■ **Rows**:
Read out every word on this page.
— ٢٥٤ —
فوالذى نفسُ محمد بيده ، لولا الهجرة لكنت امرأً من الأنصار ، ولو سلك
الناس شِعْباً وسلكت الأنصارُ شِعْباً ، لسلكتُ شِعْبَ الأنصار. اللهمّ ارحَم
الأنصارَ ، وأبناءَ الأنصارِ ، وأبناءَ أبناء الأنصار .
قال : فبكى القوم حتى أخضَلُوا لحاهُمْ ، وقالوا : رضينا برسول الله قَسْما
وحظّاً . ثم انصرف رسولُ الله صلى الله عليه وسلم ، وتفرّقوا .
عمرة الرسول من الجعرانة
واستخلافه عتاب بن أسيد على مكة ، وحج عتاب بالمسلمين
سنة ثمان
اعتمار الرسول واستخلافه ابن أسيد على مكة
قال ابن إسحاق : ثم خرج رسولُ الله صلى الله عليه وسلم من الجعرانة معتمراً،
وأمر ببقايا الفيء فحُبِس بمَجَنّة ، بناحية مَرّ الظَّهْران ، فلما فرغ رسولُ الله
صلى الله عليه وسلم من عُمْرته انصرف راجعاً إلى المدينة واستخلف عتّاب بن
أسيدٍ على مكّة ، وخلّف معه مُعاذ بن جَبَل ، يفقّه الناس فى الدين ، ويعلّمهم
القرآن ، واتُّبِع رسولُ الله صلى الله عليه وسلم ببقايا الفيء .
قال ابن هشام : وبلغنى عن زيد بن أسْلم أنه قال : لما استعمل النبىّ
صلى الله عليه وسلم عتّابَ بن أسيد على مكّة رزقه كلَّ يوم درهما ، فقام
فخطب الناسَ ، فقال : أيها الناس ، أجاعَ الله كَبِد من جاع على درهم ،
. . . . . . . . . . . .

■ **Exercise**:
Set every line of the listing down word for word.

■ **Reply**:
Read out every word on this page.
— ٢٥٤ —
فوالذى نفسُ محمد بيده ، لولا الهجرة لكنت امرأً من الأنصار ، ولو سلك
الناس شِعْباً وسلكت الأنصارُ شِعْباً ، لسلكتُ شِعْبَ الأنصار. اللهمّ ارحَم
الأنصارَ ، وأبناءَ الأنصارِ ، وأبناءَ أبناء الأنصار .
قال : فبكى القوم حتى أخضَلُوا لحاهُمْ ، وقالوا : رضينا برسول الله قَسْما
وحظّاً . ثم انصرف رسولُ الله صلى الله عليه وسلم ، وتفرّقوا .
عمرة الرسول من الجعرانة
واستخلافه عتاب بن أسيد على مكة ، وحج عتاب بالمسلمين
سنة ثمان
اعتمار الرسول واستخلافه ابن أسيد على مكة
قال ابن إسحاق : ثم خرج رسولُ الله صلى الله عليه وسلم من الجعرانة معتمراً،
وأمر ببقايا الفيء فحُبِس بمَجَنّة ، بناحية مَرّ الظَّهْران ، فلما فرغ رسولُ الله
صلى الله عليه وسلم من عُمْرته انصرف راجعاً إلى المدينة واستخلف عتّاب بن
أسيدٍ على مكّة ، وخلّف معه مُعاذ بن جَبَل ، يفقّه الناس فى الدين ، ويعلّمهم
القرآن ، واتُّبِع رسولُ الله صلى الله عليه وسلم ببقايا الفيء .
قال ابن هشام : وبلغنى عن زيد بن أسْلم أنه قال : لما استعمل النبىّ
صلى الله عليه وسلم عتّابَ بن أسيد على مكّة رزقه كلَّ يوم درهما ، فقام
فخطب الناسَ ، فقال : أيها الناس ، أجاعَ الله كَبِد من جاع على درهم ،
. . . . . . . . . . . .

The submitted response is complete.